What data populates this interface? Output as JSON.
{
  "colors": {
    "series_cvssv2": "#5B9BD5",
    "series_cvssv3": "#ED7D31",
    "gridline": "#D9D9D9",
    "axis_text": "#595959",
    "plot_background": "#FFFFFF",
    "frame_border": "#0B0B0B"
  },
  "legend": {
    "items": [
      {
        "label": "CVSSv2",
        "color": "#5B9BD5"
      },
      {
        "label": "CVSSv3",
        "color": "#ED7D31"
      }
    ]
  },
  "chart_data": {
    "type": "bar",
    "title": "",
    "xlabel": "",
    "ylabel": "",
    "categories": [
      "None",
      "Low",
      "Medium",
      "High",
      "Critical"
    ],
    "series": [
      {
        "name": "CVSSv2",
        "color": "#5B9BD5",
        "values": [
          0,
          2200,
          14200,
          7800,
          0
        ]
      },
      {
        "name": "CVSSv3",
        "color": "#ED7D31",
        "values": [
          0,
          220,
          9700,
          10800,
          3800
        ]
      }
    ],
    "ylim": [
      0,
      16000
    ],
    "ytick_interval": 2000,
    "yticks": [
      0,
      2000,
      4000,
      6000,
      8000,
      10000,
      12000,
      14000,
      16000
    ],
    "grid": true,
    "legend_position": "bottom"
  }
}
.....
→ **The request**
Output all preceding records character for character.

→ **Solution below**
What data populates this interface? Output as JSON.
{
  "colors": {
    "series_cvssv2": "#5B9BD5",
    "series_cvssv3": "#ED7D31",
    "gridline": "#D9D9D9",
    "axis_text": "#595959",
    "plot_background": "#FFFFFF",
    "frame_border": "#0B0B0B"
  },
  "legend": {
    "items": [
      {
        "label": "CVSSv2",
        "color": "#5B9BD5"
      },
      {
        "label": "CVSSv3",
        "color": "#ED7D31"
      }
    ]
  },
  "chart_data": {
    "type": "bar",
    "title": "",
    "xlabel": "",
    "ylabel": "",
    "categories": [
      "None",
      "Low",
      "Medium",
      "High",
      "Critical"
    ],
    "series": [
      {
        "name": "CVSSv2",
        "color": "#5B9BD5",
        "values": [
          0,
          2200,
          14200,
          7800,
          0
        ]
      },
      {
        "name": "CVSSv3",
        "color": "#ED7D31",
        "values": [
          0,
          220,
          9700,
          10800,
          3800
        ]
      }
    ],
    "ylim": [
      0,
      16000
    ],
    "ytick_interval": 2000,
    "yticks": [
      0,
      2000,
      4000,
      6000,
      8000,
      10000,
      12000,
      14000,
      16000
    ],
    "grid": true,
    "legend_position": "bottom"
  }
}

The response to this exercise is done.